#### Task instructions:
Would you write out the entries below, every one of them, exactly?

#### Source data:
· · · ·

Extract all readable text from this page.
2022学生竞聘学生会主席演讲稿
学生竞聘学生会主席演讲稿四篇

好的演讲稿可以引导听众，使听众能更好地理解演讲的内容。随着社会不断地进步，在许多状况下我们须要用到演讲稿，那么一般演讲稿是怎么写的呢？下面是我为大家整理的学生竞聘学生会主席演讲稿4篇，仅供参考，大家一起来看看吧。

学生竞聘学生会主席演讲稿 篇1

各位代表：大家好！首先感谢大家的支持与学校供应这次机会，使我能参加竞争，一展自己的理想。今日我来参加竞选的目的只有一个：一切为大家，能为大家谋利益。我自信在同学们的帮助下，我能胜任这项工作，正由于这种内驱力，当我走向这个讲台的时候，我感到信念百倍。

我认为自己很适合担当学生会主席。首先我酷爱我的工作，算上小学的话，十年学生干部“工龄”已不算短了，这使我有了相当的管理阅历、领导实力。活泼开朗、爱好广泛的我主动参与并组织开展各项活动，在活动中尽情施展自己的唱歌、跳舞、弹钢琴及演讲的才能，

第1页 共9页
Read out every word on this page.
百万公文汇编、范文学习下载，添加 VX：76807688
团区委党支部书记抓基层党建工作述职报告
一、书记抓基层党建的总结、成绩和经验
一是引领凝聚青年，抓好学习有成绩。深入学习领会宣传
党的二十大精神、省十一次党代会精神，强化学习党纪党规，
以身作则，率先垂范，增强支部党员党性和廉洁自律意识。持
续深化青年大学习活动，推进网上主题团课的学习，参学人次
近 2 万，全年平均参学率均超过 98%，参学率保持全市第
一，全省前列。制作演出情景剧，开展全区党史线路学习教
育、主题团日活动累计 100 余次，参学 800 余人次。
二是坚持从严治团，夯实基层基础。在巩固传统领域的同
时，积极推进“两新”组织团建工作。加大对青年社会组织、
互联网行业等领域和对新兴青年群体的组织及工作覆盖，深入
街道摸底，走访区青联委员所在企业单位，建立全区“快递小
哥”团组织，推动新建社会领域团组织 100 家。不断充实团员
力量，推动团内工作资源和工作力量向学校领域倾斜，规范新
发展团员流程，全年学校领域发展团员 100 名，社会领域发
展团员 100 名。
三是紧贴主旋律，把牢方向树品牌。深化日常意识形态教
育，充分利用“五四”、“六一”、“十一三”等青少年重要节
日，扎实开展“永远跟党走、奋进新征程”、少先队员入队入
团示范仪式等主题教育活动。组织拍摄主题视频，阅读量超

· · · ·

#### Output of the exercise:
Extract all readable text from this page.
2022学生竞聘学生会主席演讲稿
学生竞聘学生会主席演讲稿四篇

好的演讲稿可以引导听众，使听众能更好地理解演讲的内容。随着社会不断地进步，在许多状况下我们须要用到演讲稿，那么一般演讲稿是怎么写的呢？下面是我为大家整理的学生竞聘学生会主席演讲稿4篇，仅供参考，大家一起来看看吧。

学生竞聘学生会主席演讲稿 篇1

各位代表：大家好！首先感谢大家的支持与学校供应这次机会，使我能参加竞争，一展自己的理想。今日我来参加竞选的目的只有一个：一切为大家，能为大家谋利益。我自信在同学们的帮助下，我能胜任这项工作，正由于这种内驱力，当我走向这个讲台的时候，我感到信念百倍。

我认为自己很适合担当学生会主席。首先我酷爱我的工作，算上小学的话，十年学生干部“工龄”已不算短了，这使我有了相当的管理阅历、领导实力。活泼开朗、爱好广泛的我主动参与并组织开展各项活动，在活动中尽情施展自己的唱歌、跳舞、弹钢琴及演讲的才能，

第1页 共9页
Read out every word on this page.
百万公文汇编、范文学习下载，添加 VX：76807688
团区委党支部书记抓基层党建工作述职报告
一、书记抓基层党建的总结、成绩和经验
一是引领凝聚青年，抓好学习有成绩。深入学习领会宣传
党的二十大精神、省十一次党代会精神，强化学习党纪党规，
以身作则，率先垂范，增强支部党员党性和廉洁自律意识。持
续深化青年大学习活动，推进网上主题团课的学习，参学人次
近 2 万，全年平均参学率均超过 98%，参学率保持全市第
一，全省前列。制作演出情景剧，开展全区党史线路学习教
育、主题团日活动累计 100 余次，参学 800 余人次。
二是坚持从严治团，夯实基层基础。在巩固传统领域的同
时，积极推进“两新”组织团建工作。加大对青年社会组织、
互联网行业等领域和对新兴青年群体的组织及工作覆盖，深入
街道摸底，走访区青联委员所在企业单位，建立全区“快递小
哥”团组织，推动新建社会领域团组织 100 家。不断充实团员
力量，推动团内工作资源和工作力量向学校领域倾斜，规范新
发展团员流程，全年学校领域发展团员 100 名，社会领域发
展团员 100 名。
三是紧贴主旋律，把牢方向树品牌。深化日常意识形态教
育，充分利用“五四”、“六一”、“十一三”等青少年重要节
日，扎实开展“永远跟党走、奋进新征程”、少先队员入队入
团示范仪式等主题教育活动。组织拍摄主题视频，阅读量超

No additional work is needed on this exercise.